* **Given exercise**: Can you transcribe every line exactly and leave the pictures behind?

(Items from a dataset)
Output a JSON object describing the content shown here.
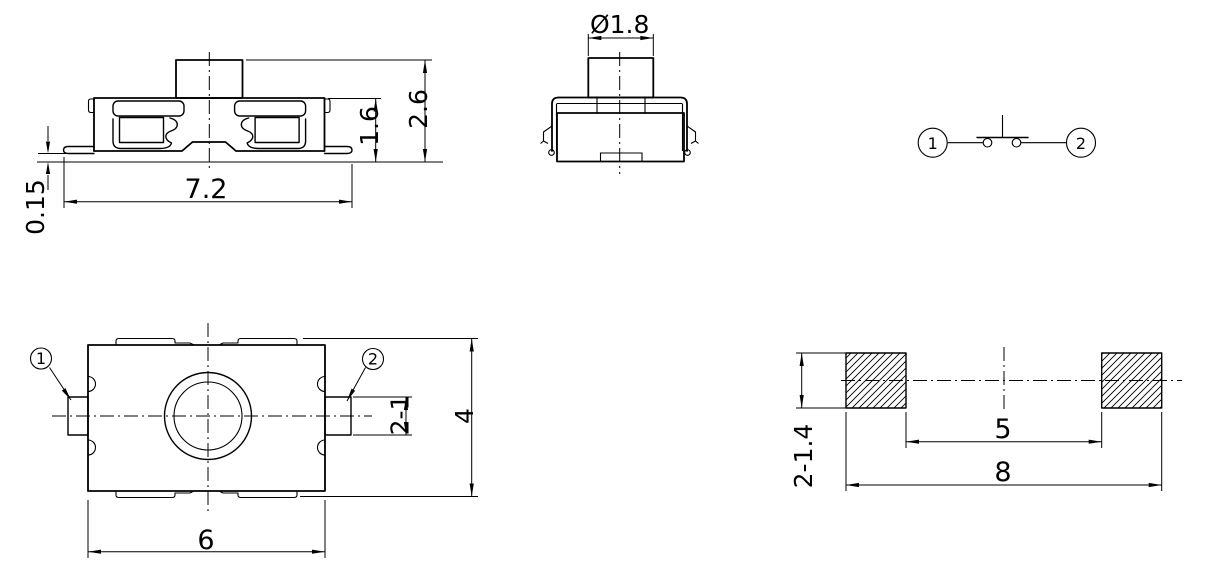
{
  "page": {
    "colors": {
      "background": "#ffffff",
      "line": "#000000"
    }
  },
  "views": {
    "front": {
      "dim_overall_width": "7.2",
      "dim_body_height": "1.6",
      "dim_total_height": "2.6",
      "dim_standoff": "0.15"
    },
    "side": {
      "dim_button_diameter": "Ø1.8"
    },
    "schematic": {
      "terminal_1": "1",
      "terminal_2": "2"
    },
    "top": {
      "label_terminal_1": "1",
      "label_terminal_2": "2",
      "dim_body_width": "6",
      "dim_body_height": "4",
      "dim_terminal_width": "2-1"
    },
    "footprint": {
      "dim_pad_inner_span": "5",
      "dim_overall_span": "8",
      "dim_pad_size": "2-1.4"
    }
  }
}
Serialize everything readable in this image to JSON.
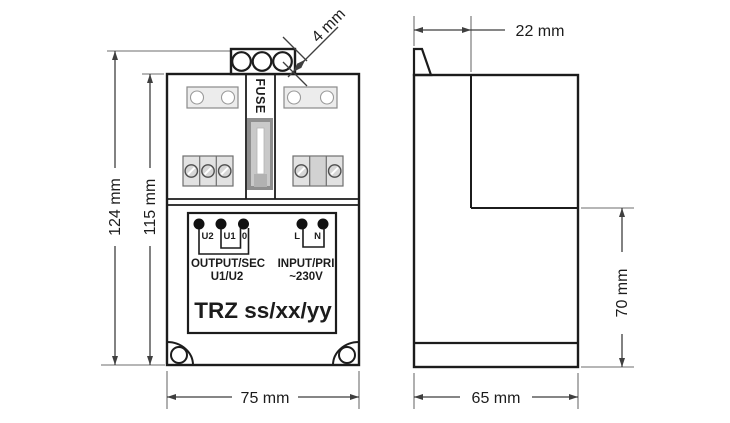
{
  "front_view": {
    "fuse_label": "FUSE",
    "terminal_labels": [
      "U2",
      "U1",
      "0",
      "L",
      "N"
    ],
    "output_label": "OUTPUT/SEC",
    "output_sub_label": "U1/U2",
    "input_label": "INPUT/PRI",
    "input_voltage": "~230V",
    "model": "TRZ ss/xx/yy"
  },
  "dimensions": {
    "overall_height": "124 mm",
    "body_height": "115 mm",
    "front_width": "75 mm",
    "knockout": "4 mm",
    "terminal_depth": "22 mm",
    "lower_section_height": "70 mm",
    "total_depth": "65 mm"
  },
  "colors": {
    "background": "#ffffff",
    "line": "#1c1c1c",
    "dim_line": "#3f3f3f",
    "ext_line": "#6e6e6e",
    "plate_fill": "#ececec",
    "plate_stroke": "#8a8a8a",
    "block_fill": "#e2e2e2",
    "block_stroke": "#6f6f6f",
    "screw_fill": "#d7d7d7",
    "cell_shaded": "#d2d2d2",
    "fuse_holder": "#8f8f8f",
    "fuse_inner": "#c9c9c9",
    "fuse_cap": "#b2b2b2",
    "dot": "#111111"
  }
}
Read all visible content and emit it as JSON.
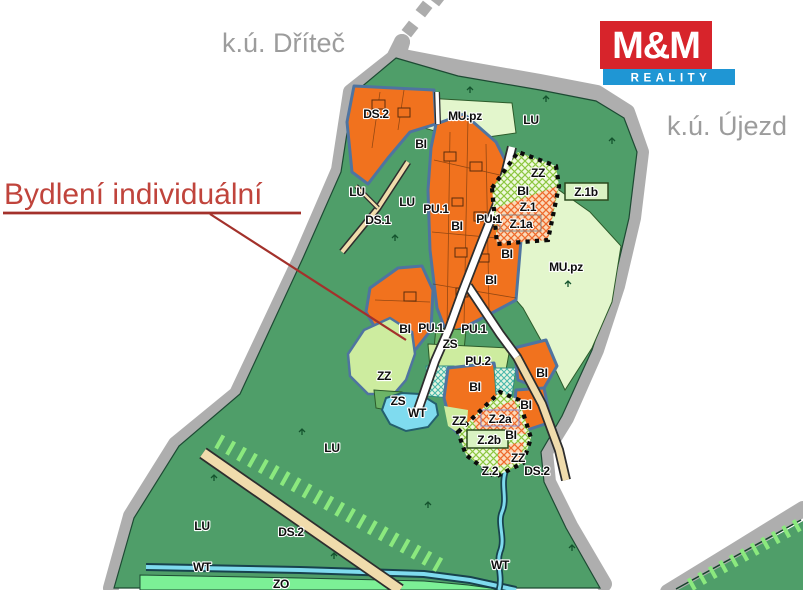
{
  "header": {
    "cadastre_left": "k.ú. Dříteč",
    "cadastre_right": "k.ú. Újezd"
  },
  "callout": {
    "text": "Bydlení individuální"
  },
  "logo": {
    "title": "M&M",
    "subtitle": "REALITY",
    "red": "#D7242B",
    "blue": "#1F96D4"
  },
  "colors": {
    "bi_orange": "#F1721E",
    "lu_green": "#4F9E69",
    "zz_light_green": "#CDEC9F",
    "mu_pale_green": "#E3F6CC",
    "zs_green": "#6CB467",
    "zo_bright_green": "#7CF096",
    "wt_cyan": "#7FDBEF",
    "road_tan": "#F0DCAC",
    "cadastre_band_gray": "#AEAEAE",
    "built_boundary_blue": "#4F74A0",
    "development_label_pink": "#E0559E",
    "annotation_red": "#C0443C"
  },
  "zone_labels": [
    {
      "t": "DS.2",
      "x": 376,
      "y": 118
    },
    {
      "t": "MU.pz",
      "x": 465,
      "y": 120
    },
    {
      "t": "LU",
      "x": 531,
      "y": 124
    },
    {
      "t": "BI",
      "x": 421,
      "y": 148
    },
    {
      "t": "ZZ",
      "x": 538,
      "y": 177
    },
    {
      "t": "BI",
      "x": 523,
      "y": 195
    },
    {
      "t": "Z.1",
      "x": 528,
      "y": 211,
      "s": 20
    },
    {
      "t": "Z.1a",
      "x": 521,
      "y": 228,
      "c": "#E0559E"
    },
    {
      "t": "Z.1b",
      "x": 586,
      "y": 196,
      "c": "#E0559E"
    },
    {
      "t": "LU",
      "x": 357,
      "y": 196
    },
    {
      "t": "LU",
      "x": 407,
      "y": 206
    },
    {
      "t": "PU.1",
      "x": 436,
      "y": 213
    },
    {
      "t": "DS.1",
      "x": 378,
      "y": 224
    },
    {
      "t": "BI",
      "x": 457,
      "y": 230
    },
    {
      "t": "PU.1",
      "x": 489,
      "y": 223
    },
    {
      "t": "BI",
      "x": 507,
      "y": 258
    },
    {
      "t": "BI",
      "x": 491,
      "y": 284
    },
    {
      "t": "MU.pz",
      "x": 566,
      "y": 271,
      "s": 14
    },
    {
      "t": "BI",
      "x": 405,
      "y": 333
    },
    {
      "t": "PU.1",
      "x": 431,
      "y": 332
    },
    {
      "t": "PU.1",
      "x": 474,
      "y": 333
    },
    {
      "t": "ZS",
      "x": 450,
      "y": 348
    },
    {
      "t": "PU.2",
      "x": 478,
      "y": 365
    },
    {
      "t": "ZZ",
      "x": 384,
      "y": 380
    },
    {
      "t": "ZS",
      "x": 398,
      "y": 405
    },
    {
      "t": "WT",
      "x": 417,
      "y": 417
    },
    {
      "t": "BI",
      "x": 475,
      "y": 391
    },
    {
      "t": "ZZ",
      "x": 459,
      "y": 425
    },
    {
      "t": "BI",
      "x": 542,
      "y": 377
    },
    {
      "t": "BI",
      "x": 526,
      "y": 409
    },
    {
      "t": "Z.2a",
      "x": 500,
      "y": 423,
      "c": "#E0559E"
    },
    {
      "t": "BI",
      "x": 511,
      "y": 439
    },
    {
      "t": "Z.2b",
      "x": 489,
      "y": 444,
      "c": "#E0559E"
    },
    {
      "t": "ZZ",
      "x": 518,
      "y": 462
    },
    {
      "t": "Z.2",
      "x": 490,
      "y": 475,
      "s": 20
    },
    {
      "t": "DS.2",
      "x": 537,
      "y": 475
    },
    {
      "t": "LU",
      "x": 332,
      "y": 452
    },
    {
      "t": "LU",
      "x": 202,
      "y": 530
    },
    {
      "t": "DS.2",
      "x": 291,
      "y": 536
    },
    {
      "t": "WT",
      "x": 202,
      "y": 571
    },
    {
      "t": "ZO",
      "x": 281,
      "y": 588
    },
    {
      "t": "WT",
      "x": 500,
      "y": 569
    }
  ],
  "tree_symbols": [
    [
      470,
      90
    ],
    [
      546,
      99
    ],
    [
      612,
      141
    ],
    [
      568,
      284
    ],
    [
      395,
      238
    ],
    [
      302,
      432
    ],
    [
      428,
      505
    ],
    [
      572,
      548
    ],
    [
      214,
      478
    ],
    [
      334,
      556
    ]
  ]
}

* **Task solution**:
Output a JSON object describing the content shown here.
{
  "page": {
    "colors": {
      "background": "#ffffff",
      "line": "#000000"
    }
  },
  "views": {
    "front": {
      "dim_overall_width": "7.2",
      "dim_body_height": "1.6",
      "dim_total_height": "2.6",
      "dim_standoff": "0.15"
    },
    "side": {
      "dim_button_diameter": "Ø1.8"
    },
    "schematic": {
      "terminal_1": "1",
      "terminal_2": "2"
    },
    "top": {
      "label_terminal_1": "1",
      "label_terminal_2": "2",
      "dim_body_width": "6",
      "dim_body_height": "4",
      "dim_terminal_width": "2-1"
    },
    "footprint": {
      "dim_pad_inner_span": "5",
      "dim_overall_span": "8",
      "dim_pad_size": "2-1.4"
    }
  }
}
Serialize everything readable in this image to JSON.
{
  "front_view": {
    "fuse_label": "FUSE",
    "terminal_labels": [
      "U2",
      "U1",
      "0",
      "L",
      "N"
    ],
    "output_label": "OUTPUT/SEC",
    "output_sub_label": "U1/U2",
    "input_label": "INPUT/PRI",
    "input_voltage": "~230V",
    "model": "TRZ ss/xx/yy"
  },
  "dimensions": {
    "overall_height": "124 mm",
    "body_height": "115 mm",
    "front_width": "75 mm",
    "knockout": "4 mm",
    "terminal_depth": "22 mm",
    "lower_section_height": "70 mm",
    "total_depth": "65 mm"
  },
  "colors": {
    "background": "#ffffff",
    "line": "#1c1c1c",
    "dim_line": "#3f3f3f",
    "ext_line": "#6e6e6e",
    "plate_fill": "#ececec",
    "plate_stroke": "#8a8a8a",
    "block_fill": "#e2e2e2",
    "block_stroke": "#6f6f6f",
    "screw_fill": "#d7d7d7",
    "cell_shaded": "#d2d2d2",
    "fuse_holder": "#8f8f8f",
    "fuse_inner": "#c9c9c9",
    "fuse_cap": "#b2b2b2",
    "dot": "#111111"
  }
}
Read all visible content and emit it as JSON.
{
  "header": {
    "cadastre_left": "k.ú. Dříteč",
    "cadastre_right": "k.ú. Újezd"
  },
  "callout": {
    "text": "Bydlení individuální"
  },
  "logo": {
    "title": "M&M",
    "subtitle": "REALITY",
    "red": "#D7242B",
    "blue": "#1F96D4"
  },
  "colors": {
    "bi_orange": "#F1721E",
    "lu_green": "#4F9E69",
    "zz_light_green": "#CDEC9F",
    "mu_pale_green": "#E3F6CC",
    "zs_green": "#6CB467",
    "zo_bright_green": "#7CF096",
    "wt_cyan": "#7FDBEF",
    "road_tan": "#F0DCAC",
    "cadastre_band_gray": "#AEAEAE",
    "built_boundary_blue": "#4F74A0",
    "development_label_pink": "#E0559E",
    "annotation_red": "#C0443C"
  },
  "zone_labels": [
    {
      "t": "DS.2",
      "x": 376,
      "y": 118
    },
    {
      "t": "MU.pz",
      "x": 465,
      "y": 120
    },
    {
      "t": "LU",
      "x": 531,
      "y": 124
    },
    {
      "t": "BI",
      "x": 421,
      "y": 148
    },
    {
      "t": "ZZ",
      "x": 538,
      "y": 177
    },
    {
      "t": "BI",
      "x": 523,
      "y": 195
    },
    {
      "t": "Z.1",
      "x": 528,
      "y": 211,
      "s": 20
    },
    {
      "t": "Z.1a",
      "x": 521,
      "y": 228,
      "c": "#E0559E"
    },
    {
      "t": "Z.1b",
      "x": 586,
      "y": 196,
      "c": "#E0559E"
    },
    {
      "t": "LU",
      "x": 357,
      "y": 196
    },
    {
      "t": "LU",
      "x": 407,
      "y": 206
    },
    {
      "t": "PU.1",
      "x": 436,
      "y": 213
    },
    {
      "t": "DS.1",
      "x": 378,
      "y": 224
    },
    {
      "t": "BI",
      "x": 457,
      "y": 230
    },
    {
      "t": "PU.1",
      "x": 489,
      "y": 223
    },
    {
      "t": "BI",
      "x": 507,
      "y": 258
    },
    {
      "t": "BI",
      "x": 491,
      "y": 284
    },
    {
      "t": "MU.pz",
      "x": 566,
      "y": 271,
      "s": 14
    },
    {
      "t": "BI",
      "x": 405,
      "y": 333
    },
    {
      "t": "PU.1",
      "x": 431,
      "y": 332
    },
    {
      "t": "PU.1",
      "x": 474,
      "y": 333
    },
    {
      "t": "ZS",
      "x": 450,
      "y": 348
    },
    {
      "t": "PU.2",
      "x": 478,
      "y": 365
    },
    {
      "t": "ZZ",
      "x": 384,
      "y": 380
    },
    {
      "t": "ZS",
      "x": 398,
      "y": 405
    },
    {
      "t": "WT",
      "x": 417,
      "y": 417
    },
    {
      "t": "BI",
      "x": 475,
      "y": 391
    },
    {
      "t": "ZZ",
      "x": 459,
      "y": 425
    },
    {
      "t": "BI",
      "x": 542,
      "y": 377
    },
    {
      "t": "BI",
      "x": 526,
      "y": 409
    },
    {
      "t": "Z.2a",
      "x": 500,
      "y": 423,
      "c": "#E0559E"
    },
    {
      "t": "BI",
      "x": 511,
      "y": 439
    },
    {
      "t": "Z.2b",
      "x": 489,
      "y": 444,
      "c": "#E0559E"
    },
    {
      "t": "ZZ",
      "x": 518,
      "y": 462
    },
    {
      "t": "Z.2",
      "x": 490,
      "y": 475,
      "s": 20
    },
    {
      "t": "DS.2",
      "x": 537,
      "y": 475
    },
    {
      "t": "LU",
      "x": 332,
      "y": 452
    },
    {
      "t": "LU",
      "x": 202,
      "y": 530
    },
    {
      "t": "DS.2",
      "x": 291,
      "y": 536
    },
    {
      "t": "WT",
      "x": 202,
      "y": 571
    },
    {
      "t": "ZO",
      "x": 281,
      "y": 588
    },
    {
      "t": "WT",
      "x": 500,
      "y": 569
    }
  ],
  "tree_symbols": [
    [
      470,
      90
    ],
    [
      546,
      99
    ],
    [
      612,
      141
    ],
    [
      568,
      284
    ],
    [
      395,
      238
    ],
    [
      302,
      432
    ],
    [
      428,
      505
    ],
    [
      572,
      548
    ],
    [
      214,
      478
    ],
    [
      334,
      556
    ]
  ]
}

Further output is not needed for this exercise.